>> start

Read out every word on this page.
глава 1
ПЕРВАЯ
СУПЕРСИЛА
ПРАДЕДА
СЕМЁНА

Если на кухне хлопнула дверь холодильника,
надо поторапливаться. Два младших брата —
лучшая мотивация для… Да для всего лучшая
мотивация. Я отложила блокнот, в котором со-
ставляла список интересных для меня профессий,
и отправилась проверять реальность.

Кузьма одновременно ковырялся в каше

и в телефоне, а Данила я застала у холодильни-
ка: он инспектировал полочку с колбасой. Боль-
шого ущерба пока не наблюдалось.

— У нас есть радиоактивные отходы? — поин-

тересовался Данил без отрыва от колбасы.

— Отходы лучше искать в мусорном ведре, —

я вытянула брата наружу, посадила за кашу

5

>> end

▶ Goal: Extract the whole listing, character for character.

▶ Finished answer:
Read out every word on this page.
глава 1
ПЕРВАЯ
СУПЕРСИЛА
ПРАДЕДА
СЕМЁНА

Если на кухне хлопнула дверь холодильника,
надо поторапливаться. Два младших брата —
лучшая мотивация для… Да для всего лучшая
мотивация. Я отложила блокнот, в котором со-
ставляла список интересных для меня профессий,
и отправилась проверять реальность.

Кузьма одновременно ковырялся в каше

и в телефоне, а Данила я застала у холодильни-
ка: он инспектировал полочку с колбасой. Боль-
шого ущерба пока не наблюдалось.

— У нас есть радиоактивные отходы? — поин-

тересовался Данил без отрыва от колбасы.

— Отходы лучше искать в мусорном ведре, —

я вытянула брата наружу, посадила за кашу

5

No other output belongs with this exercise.